++++ Raw records

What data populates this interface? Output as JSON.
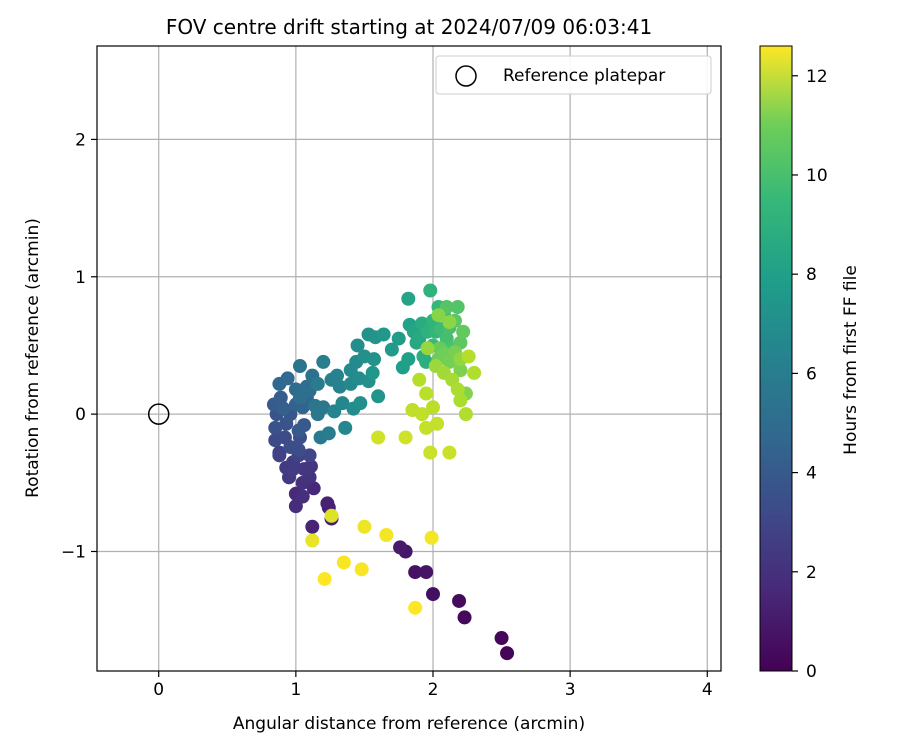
{
  "chart_data": {
    "type": "scatter",
    "title": "FOV centre drift starting at 2024/07/09 06:03:41",
    "xlabel": "Angular distance from reference (arcmin)",
    "ylabel": "Rotation from reference (arcmin)",
    "xlim": [
      -0.45,
      4.1
    ],
    "ylim": [
      -1.87,
      2.68
    ],
    "xticks": [
      0,
      1,
      2,
      3,
      4
    ],
    "yticks": [
      -1,
      0,
      1,
      2
    ],
    "xtick_labels": [
      "0",
      "1",
      "2",
      "3",
      "4"
    ],
    "ytick_labels": [
      "−1",
      "0",
      "1",
      "2"
    ],
    "grid": true,
    "legend": {
      "placement": "top-right",
      "label": "Reference platepar"
    },
    "reference_point": {
      "x": 0,
      "y": 0
    },
    "colorbar": {
      "label": "Hours from first FF file",
      "colormap": "viridis",
      "range": [
        0,
        12.6
      ],
      "ticks": [
        0,
        2,
        4,
        6,
        8,
        10,
        12
      ],
      "tick_labels": [
        "0",
        "2",
        "4",
        "6",
        "8",
        "10",
        "12"
      ]
    },
    "points": [
      [
        2.54,
        -1.74,
        0.1
      ],
      [
        2.5,
        -1.63,
        0.2
      ],
      [
        2.23,
        -1.48,
        0.3
      ],
      [
        2.19,
        -1.36,
        0.4
      ],
      [
        2.0,
        -1.31,
        0.5
      ],
      [
        1.87,
        -1.15,
        0.6
      ],
      [
        1.95,
        -1.15,
        0.7
      ],
      [
        1.8,
        -1.0,
        0.8
      ],
      [
        1.76,
        -0.97,
        0.9
      ],
      [
        1.26,
        -0.76,
        1.0
      ],
      [
        1.24,
        -0.68,
        1.1
      ],
      [
        1.23,
        -0.65,
        1.2
      ],
      [
        1.12,
        -0.82,
        1.3
      ],
      [
        1.13,
        -0.54,
        1.4
      ],
      [
        1.0,
        -0.58,
        1.5
      ],
      [
        1.0,
        -0.67,
        1.6
      ],
      [
        1.05,
        -0.6,
        1.7
      ],
      [
        1.05,
        -0.5,
        1.8
      ],
      [
        1.1,
        -0.46,
        1.9
      ],
      [
        1.11,
        -0.38,
        2.0
      ],
      [
        1.06,
        -0.4,
        2.0
      ],
      [
        0.95,
        -0.46,
        2.1
      ],
      [
        0.93,
        -0.39,
        2.2
      ],
      [
        0.98,
        -0.35,
        2.3
      ],
      [
        0.98,
        -0.4,
        2.3
      ],
      [
        0.88,
        -0.28,
        2.4
      ],
      [
        0.88,
        -0.3,
        2.5
      ],
      [
        1.02,
        -0.3,
        2.6
      ],
      [
        1.1,
        -0.3,
        2.7
      ],
      [
        0.85,
        -0.19,
        2.8
      ],
      [
        0.92,
        -0.17,
        2.9
      ],
      [
        0.96,
        -0.24,
        3.0
      ],
      [
        1.02,
        -0.26,
        3.0
      ],
      [
        1.03,
        -0.17,
        3.1
      ],
      [
        0.85,
        -0.1,
        3.2
      ],
      [
        0.93,
        -0.07,
        3.3
      ],
      [
        0.86,
        0.0,
        3.3
      ],
      [
        0.96,
        0.0,
        3.4
      ],
      [
        1.02,
        -0.12,
        3.5
      ],
      [
        1.06,
        -0.08,
        3.5
      ],
      [
        0.84,
        0.07,
        3.6
      ],
      [
        0.89,
        0.12,
        3.7
      ],
      [
        0.91,
        0.04,
        3.8
      ],
      [
        1.0,
        0.07,
        3.9
      ],
      [
        1.05,
        0.05,
        4.0
      ],
      [
        1.08,
        0.12,
        4.1
      ],
      [
        0.88,
        0.22,
        4.2
      ],
      [
        0.94,
        0.26,
        4.3
      ],
      [
        1.0,
        0.18,
        4.4
      ],
      [
        1.03,
        0.12,
        4.5
      ],
      [
        1.08,
        0.2,
        4.6
      ],
      [
        1.1,
        0.17,
        4.6
      ],
      [
        1.12,
        0.28,
        4.7
      ],
      [
        1.03,
        0.35,
        4.8
      ],
      [
        1.14,
        0.06,
        4.9
      ],
      [
        1.16,
        0.0,
        5.0
      ],
      [
        1.2,
        0.05,
        5.0
      ],
      [
        1.18,
        -0.17,
        5.1
      ],
      [
        1.24,
        -0.14,
        5.2
      ],
      [
        1.16,
        0.22,
        5.3
      ],
      [
        1.2,
        0.38,
        5.4
      ],
      [
        1.26,
        0.25,
        5.5
      ],
      [
        1.3,
        0.28,
        5.6
      ],
      [
        1.32,
        0.2,
        5.6
      ],
      [
        1.28,
        0.02,
        5.7
      ],
      [
        1.34,
        0.08,
        5.8
      ],
      [
        1.36,
        -0.1,
        5.8
      ],
      [
        1.4,
        0.22,
        5.9
      ],
      [
        1.4,
        0.32,
        6.0
      ],
      [
        1.44,
        0.38,
        6.0
      ],
      [
        1.46,
        0.26,
        6.1
      ],
      [
        1.42,
        0.04,
        6.1
      ],
      [
        1.47,
        0.08,
        6.2
      ],
      [
        1.45,
        0.5,
        6.2
      ],
      [
        1.5,
        0.42,
        6.3
      ],
      [
        1.53,
        0.24,
        6.3
      ],
      [
        1.53,
        0.58,
        6.4
      ],
      [
        1.57,
        0.4,
        6.4
      ],
      [
        1.58,
        0.56,
        6.5
      ],
      [
        1.6,
        0.13,
        6.5
      ],
      [
        1.56,
        0.3,
        6.6
      ],
      [
        1.64,
        0.58,
        6.7
      ],
      [
        1.7,
        0.47,
        6.8
      ],
      [
        1.75,
        0.55,
        6.9
      ],
      [
        1.78,
        0.34,
        7.0
      ],
      [
        1.82,
        0.4,
        7.1
      ],
      [
        1.83,
        0.65,
        7.2
      ],
      [
        1.82,
        0.84,
        7.3
      ],
      [
        1.86,
        0.6,
        7.4
      ],
      [
        1.88,
        0.52,
        7.5
      ],
      [
        1.9,
        0.55,
        7.6
      ],
      [
        1.92,
        0.66,
        7.7
      ],
      [
        1.93,
        0.42,
        7.8
      ],
      [
        1.95,
        0.38,
        7.9
      ],
      [
        1.96,
        0.6,
        8.0
      ],
      [
        1.98,
        0.9,
        8.1
      ],
      [
        2.0,
        0.68,
        8.2
      ],
      [
        2.02,
        0.6,
        8.3
      ],
      [
        2.04,
        0.78,
        8.4
      ],
      [
        2.0,
        0.5,
        8.5
      ],
      [
        2.06,
        0.62,
        8.6
      ],
      [
        2.08,
        0.72,
        8.7
      ],
      [
        2.1,
        0.55,
        8.8
      ],
      [
        2.12,
        0.63,
        8.9
      ],
      [
        2.14,
        0.48,
        9.0
      ],
      [
        2.18,
        0.78,
        9.1
      ],
      [
        2.1,
        0.78,
        9.2
      ],
      [
        2.16,
        0.68,
        9.3
      ],
      [
        2.2,
        0.52,
        9.4
      ],
      [
        2.22,
        0.6,
        9.5
      ],
      [
        2.05,
        0.48,
        9.6
      ],
      [
        2.04,
        0.4,
        9.7
      ],
      [
        2.08,
        0.44,
        9.8
      ],
      [
        2.12,
        0.38,
        9.9
      ],
      [
        2.16,
        0.45,
        10.0
      ],
      [
        2.2,
        0.32,
        10.1
      ],
      [
        2.24,
        0.15,
        10.2
      ],
      [
        2.04,
        0.72,
        10.3
      ],
      [
        2.12,
        0.67,
        10.4
      ],
      [
        2.2,
        0.4,
        10.5
      ],
      [
        1.96,
        0.48,
        10.6
      ],
      [
        2.02,
        0.35,
        10.7
      ],
      [
        2.08,
        0.3,
        10.8
      ],
      [
        2.14,
        0.25,
        10.9
      ],
      [
        2.18,
        0.18,
        11.0
      ],
      [
        2.2,
        0.1,
        11.0
      ],
      [
        2.24,
        0.0,
        11.1
      ],
      [
        2.3,
        0.3,
        11.1
      ],
      [
        2.26,
        0.42,
        11.2
      ],
      [
        1.9,
        0.25,
        11.2
      ],
      [
        1.95,
        0.15,
        11.3
      ],
      [
        2.0,
        0.05,
        11.3
      ],
      [
        1.85,
        0.03,
        11.4
      ],
      [
        1.92,
        0.0,
        11.4
      ],
      [
        2.03,
        -0.07,
        11.5
      ],
      [
        1.95,
        -0.1,
        11.5
      ],
      [
        1.98,
        -0.28,
        11.6
      ],
      [
        2.12,
        -0.28,
        11.6
      ],
      [
        1.6,
        -0.17,
        11.7
      ],
      [
        1.8,
        -0.17,
        11.7
      ],
      [
        1.26,
        -0.74,
        12.0
      ],
      [
        1.12,
        -0.92,
        12.2
      ],
      [
        1.5,
        -0.82,
        12.3
      ],
      [
        1.66,
        -0.88,
        12.4
      ],
      [
        1.99,
        -0.9,
        12.4
      ],
      [
        1.35,
        -1.08,
        12.5
      ],
      [
        1.48,
        -1.13,
        12.5
      ],
      [
        1.21,
        -1.2,
        12.6
      ],
      [
        1.87,
        -1.41,
        12.6
      ]
    ]
  }
}
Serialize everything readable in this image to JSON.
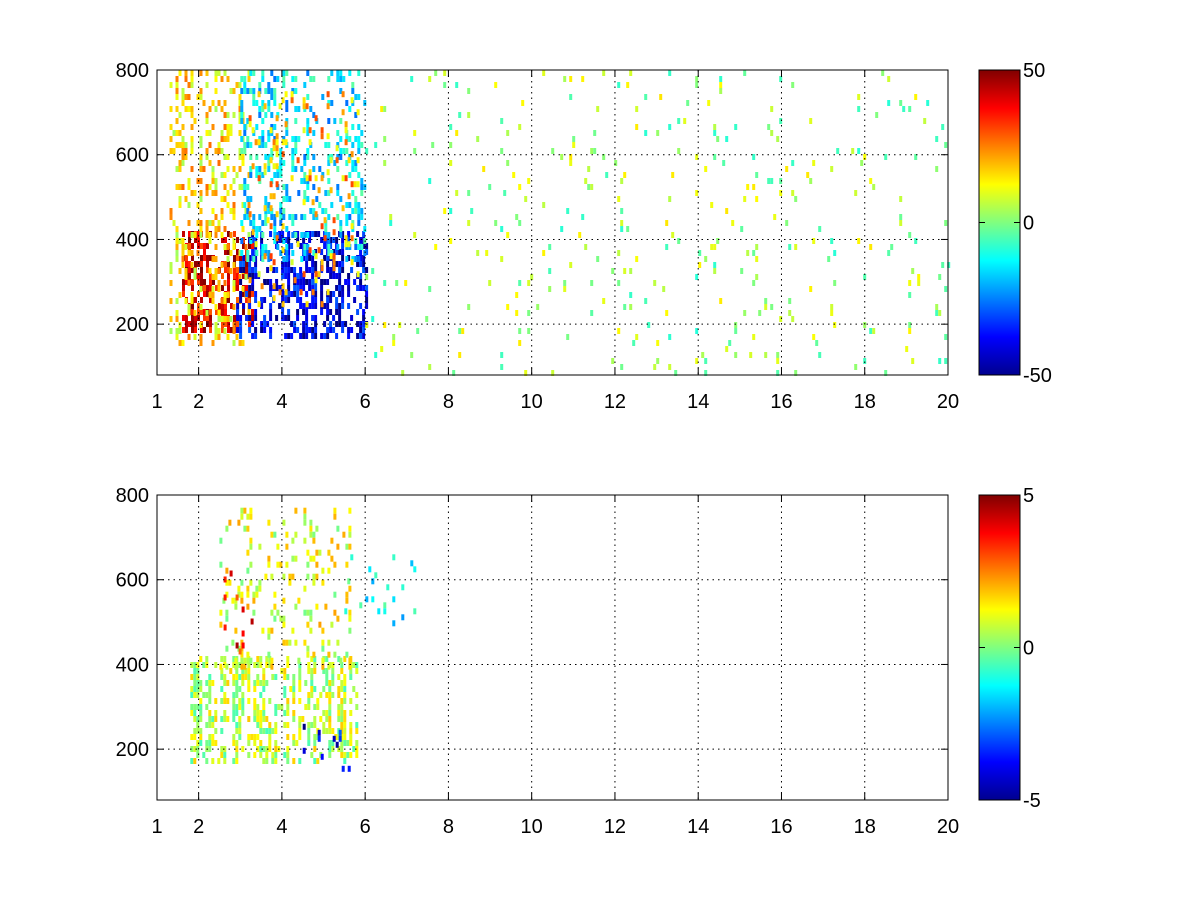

++++++++

Brief:
Gather up the lines containing the word "this" from these records and copy them.

Response below:
What data populates this interface? Output as JSON.
Serialize everything readable in this image to JSON.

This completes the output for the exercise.